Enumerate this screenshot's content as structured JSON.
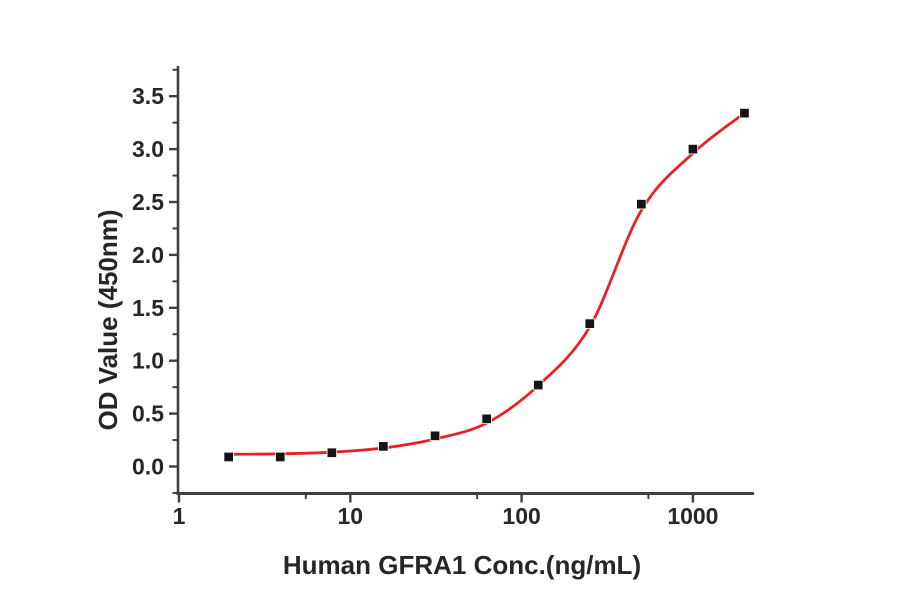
{
  "chart_data": {
    "type": "scatter",
    "title": "",
    "xlabel": "Human GFRA1 Conc.(ng/mL)",
    "ylabel": "OD Value (450nm)",
    "x_scale": "log",
    "grid": false,
    "legend": "none",
    "x": [
      1.95,
      3.9,
      7.8,
      15.6,
      31.25,
      62.5,
      125,
      250,
      500,
      1000,
      2000
    ],
    "y": [
      0.09,
      0.09,
      0.13,
      0.19,
      0.29,
      0.45,
      0.77,
      1.35,
      2.48,
      3.0,
      3.34
    ],
    "fit_curve": {
      "description": "4-parameter logistic fit",
      "points": [
        [
          1.9,
          0.115
        ],
        [
          3.9,
          0.12
        ],
        [
          7.8,
          0.135
        ],
        [
          15.6,
          0.175
        ],
        [
          31.25,
          0.26
        ],
        [
          62.5,
          0.41
        ],
        [
          125,
          0.765
        ],
        [
          250,
          1.32
        ],
        [
          500,
          2.42
        ],
        [
          1000,
          2.96
        ],
        [
          2000,
          3.34
        ]
      ]
    },
    "x_tick_values": [
      1,
      10,
      100,
      1000
    ],
    "x_tick_labels": [
      "1",
      "10",
      "100",
      "1000"
    ],
    "x_minor_tick_values": [
      5.5,
      55,
      550
    ],
    "y_tick_values": [
      0,
      0.5,
      1,
      1.5,
      2,
      2.5,
      3,
      3.5
    ],
    "y_tick_labels": [
      "0.0",
      "0.5",
      "1.0",
      "1.5",
      "2.0",
      "2.5",
      "3.0",
      "3.5"
    ],
    "y_minor_tick_values": [
      -0.25,
      0.25,
      0.75,
      1.25,
      1.75,
      2.25,
      2.75,
      3.25,
      3.75
    ],
    "xlim": [
      1,
      2250
    ],
    "ylim": [
      -0.27,
      3.78
    ],
    "colors": {
      "curve": "#e62228",
      "marker": "#141414",
      "axis": "#3f3f3f",
      "text": "#262626",
      "background": "#ffffff"
    }
  }
}
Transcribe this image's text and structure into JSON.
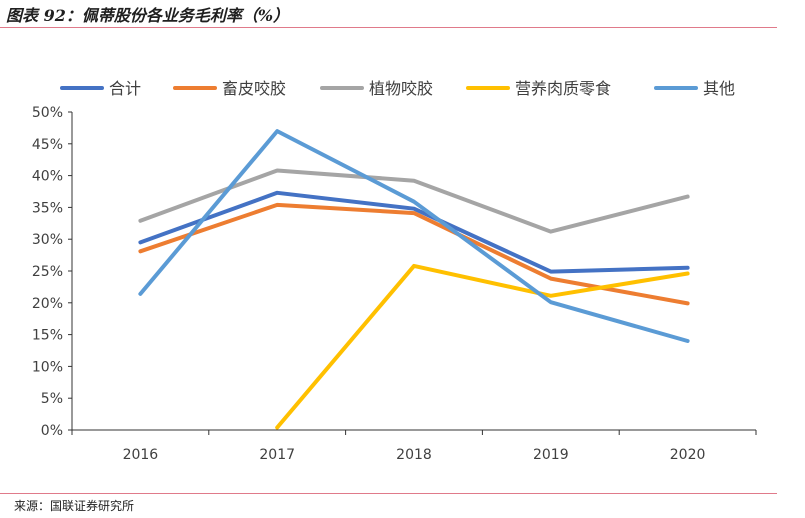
{
  "figure": {
    "title": "图表 92：佩蒂股份各业务毛利率（%）",
    "source": "来源：国联证券研究所"
  },
  "chart_data": {
    "type": "line",
    "title": "",
    "xlabel": "",
    "ylabel": "",
    "x": [
      "2016",
      "2017",
      "2018",
      "2019",
      "2020"
    ],
    "ylim": [
      0,
      50
    ],
    "yticks": [
      "0%",
      "5%",
      "10%",
      "15%",
      "20%",
      "25%",
      "30%",
      "35%",
      "40%",
      "45%",
      "50%"
    ],
    "grid": false,
    "legend": "top",
    "series": [
      {
        "name": "合计",
        "color": "#4472C4",
        "values": [
          29.5,
          37.3,
          34.8,
          24.9,
          25.5
        ]
      },
      {
        "name": "畜皮咬胶",
        "color": "#ED7D31",
        "values": [
          28.1,
          35.4,
          34.1,
          23.8,
          19.9
        ]
      },
      {
        "name": "植物咬胶",
        "color": "#A5A5A5",
        "values": [
          32.9,
          40.8,
          39.2,
          31.2,
          36.7
        ]
      },
      {
        "name": "营养肉质零食",
        "color": "#FFC000",
        "values": [
          null,
          0.4,
          25.8,
          21.1,
          24.6
        ]
      },
      {
        "name": "其他",
        "color": "#5B9BD5",
        "values": [
          21.4,
          47.0,
          35.9,
          20.1,
          14.0
        ]
      }
    ]
  }
}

▶ **Task brief**: Above are the records; reproduce them exactly and leave out the pictures.

▶ **Response to this exercise**:
Enumerate this screenshot's content as structured JSON.
{
  "chart_data": {
    "type": "scatter",
    "title": "",
    "xlabel": "Human GFRA1 Conc.(ng/mL)",
    "ylabel": "OD Value (450nm)",
    "x_scale": "log",
    "grid": false,
    "legend": "none",
    "x": [
      1.95,
      3.9,
      7.8,
      15.6,
      31.25,
      62.5,
      125,
      250,
      500,
      1000,
      2000
    ],
    "y": [
      0.09,
      0.09,
      0.13,
      0.19,
      0.29,
      0.45,
      0.77,
      1.35,
      2.48,
      3.0,
      3.34
    ],
    "fit_curve": {
      "description": "4-parameter logistic fit",
      "points": [
        [
          1.9,
          0.115
        ],
        [
          3.9,
          0.12
        ],
        [
          7.8,
          0.135
        ],
        [
          15.6,
          0.175
        ],
        [
          31.25,
          0.26
        ],
        [
          62.5,
          0.41
        ],
        [
          125,
          0.765
        ],
        [
          250,
          1.32
        ],
        [
          500,
          2.42
        ],
        [
          1000,
          2.96
        ],
        [
          2000,
          3.34
        ]
      ]
    },
    "x_tick_values": [
      1,
      10,
      100,
      1000
    ],
    "x_tick_labels": [
      "1",
      "10",
      "100",
      "1000"
    ],
    "x_minor_tick_values": [
      5.5,
      55,
      550
    ],
    "y_tick_values": [
      0,
      0.5,
      1,
      1.5,
      2,
      2.5,
      3,
      3.5
    ],
    "y_tick_labels": [
      "0.0",
      "0.5",
      "1.0",
      "1.5",
      "2.0",
      "2.5",
      "3.0",
      "3.5"
    ],
    "y_minor_tick_values": [
      -0.25,
      0.25,
      0.75,
      1.25,
      1.75,
      2.25,
      2.75,
      3.25,
      3.75
    ],
    "xlim": [
      1,
      2250
    ],
    "ylim": [
      -0.27,
      3.78
    ],
    "colors": {
      "curve": "#e62228",
      "marker": "#141414",
      "axis": "#3f3f3f",
      "text": "#262626",
      "background": "#ffffff"
    }
  }
}
Transcribe this image's text and structure into JSON.
{
  "figure": {
    "title": "图表 92：佩蒂股份各业务毛利率（%）",
    "source": "来源：国联证券研究所"
  },
  "chart_data": {
    "type": "line",
    "title": "",
    "xlabel": "",
    "ylabel": "",
    "x": [
      "2016",
      "2017",
      "2018",
      "2019",
      "2020"
    ],
    "ylim": [
      0,
      50
    ],
    "yticks": [
      "0%",
      "5%",
      "10%",
      "15%",
      "20%",
      "25%",
      "30%",
      "35%",
      "40%",
      "45%",
      "50%"
    ],
    "grid": false,
    "legend": "top",
    "series": [
      {
        "name": "合计",
        "color": "#4472C4",
        "values": [
          29.5,
          37.3,
          34.8,
          24.9,
          25.5
        ]
      },
      {
        "name": "畜皮咬胶",
        "color": "#ED7D31",
        "values": [
          28.1,
          35.4,
          34.1,
          23.8,
          19.9
        ]
      },
      {
        "name": "植物咬胶",
        "color": "#A5A5A5",
        "values": [
          32.9,
          40.8,
          39.2,
          31.2,
          36.7
        ]
      },
      {
        "name": "营养肉质零食",
        "color": "#FFC000",
        "values": [
          null,
          0.4,
          25.8,
          21.1,
          24.6
        ]
      },
      {
        "name": "其他",
        "color": "#5B9BD5",
        "values": [
          21.4,
          47.0,
          35.9,
          20.1,
          14.0
        ]
      }
    ]
  }
}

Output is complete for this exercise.